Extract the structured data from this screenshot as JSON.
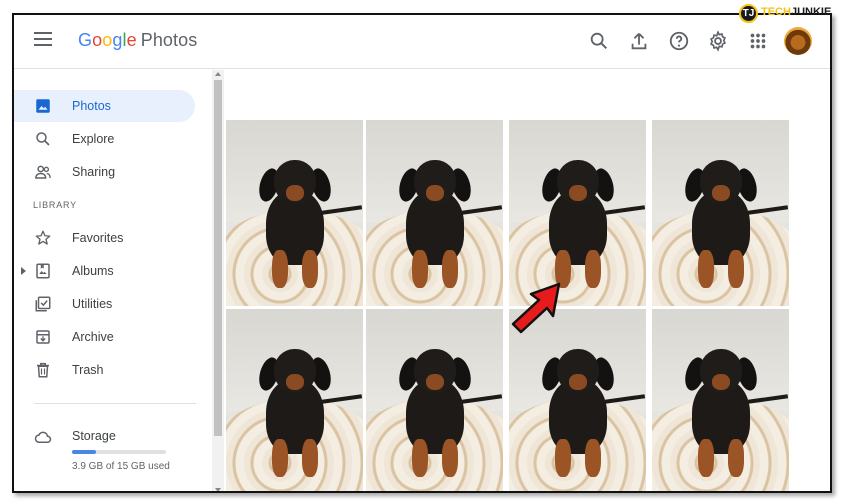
{
  "header": {
    "logo": {
      "g1": "G",
      "g2": "o",
      "g3": "o",
      "g4": "g",
      "g5": "l",
      "g6": "e",
      "product": "Photos"
    },
    "actions": [
      "search-icon",
      "upload-icon",
      "help-icon",
      "settings-icon",
      "apps-icon",
      "account-avatar"
    ]
  },
  "sidebar": {
    "items": [
      {
        "label": "Photos",
        "icon": "photo-icon",
        "active": true
      },
      {
        "label": "Explore",
        "icon": "search-icon"
      },
      {
        "label": "Sharing",
        "icon": "people-icon"
      }
    ],
    "library_heading": "LIBRARY",
    "library_items": [
      {
        "label": "Favorites",
        "icon": "star-icon"
      },
      {
        "label": "Albums",
        "icon": "album-icon"
      },
      {
        "label": "Utilities",
        "icon": "checkbox-icon"
      },
      {
        "label": "Archive",
        "icon": "archive-icon"
      },
      {
        "label": "Trash",
        "icon": "trash-icon"
      }
    ],
    "storage": {
      "label": "Storage",
      "detail": "3.9 GB of 15 GB used",
      "fraction_used": 0.26,
      "icon": "cloud-icon"
    }
  },
  "grid": {
    "photos": [
      "dog-photo",
      "dog-photo",
      "dog-photo",
      "dog-photo",
      "dog-photo",
      "dog-photo",
      "dog-photo",
      "dog-photo"
    ],
    "annotation": "red-arrow-icon"
  },
  "watermark": {
    "badge": "TJ",
    "part1": "TECH",
    "part2": "JUNKIE"
  },
  "colors": {
    "accent": "#1967d2",
    "active_bg": "#e8f0fe",
    "arrow": "#e61b1b"
  }
}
☆ ☆ ☆ ☆ ☆ ☆ ☆
[Task statement] What you return should match the records above word for word, minus the pictures.

[Result for this exercise]
Extract the structured data from this screenshot as JSON.
{
  "header": {
    "logo": {
      "g1": "G",
      "g2": "o",
      "g3": "o",
      "g4": "g",
      "g5": "l",
      "g6": "e",
      "product": "Photos"
    },
    "actions": [
      "search-icon",
      "upload-icon",
      "help-icon",
      "settings-icon",
      "apps-icon",
      "account-avatar"
    ]
  },
  "sidebar": {
    "items": [
      {
        "label": "Photos",
        "icon": "photo-icon",
        "active": true
      },
      {
        "label": "Explore",
        "icon": "search-icon"
      },
      {
        "label": "Sharing",
        "icon": "people-icon"
      }
    ],
    "library_heading": "LIBRARY",
    "library_items": [
      {
        "label": "Favorites",
        "icon": "star-icon"
      },
      {
        "label": "Albums",
        "icon": "album-icon"
      },
      {
        "label": "Utilities",
        "icon": "checkbox-icon"
      },
      {
        "label": "Archive",
        "icon": "archive-icon"
      },
      {
        "label": "Trash",
        "icon": "trash-icon"
      }
    ],
    "storage": {
      "label": "Storage",
      "detail": "3.9 GB of 15 GB used",
      "fraction_used": 0.26,
      "icon": "cloud-icon"
    }
  },
  "grid": {
    "photos": [
      "dog-photo",
      "dog-photo",
      "dog-photo",
      "dog-photo",
      "dog-photo",
      "dog-photo",
      "dog-photo",
      "dog-photo"
    ],
    "annotation": "red-arrow-icon"
  },
  "watermark": {
    "badge": "TJ",
    "part1": "TECH",
    "part2": "JUNKIE"
  },
  "colors": {
    "accent": "#1967d2",
    "active_bg": "#e8f0fe",
    "arrow": "#e61b1b"
  }
}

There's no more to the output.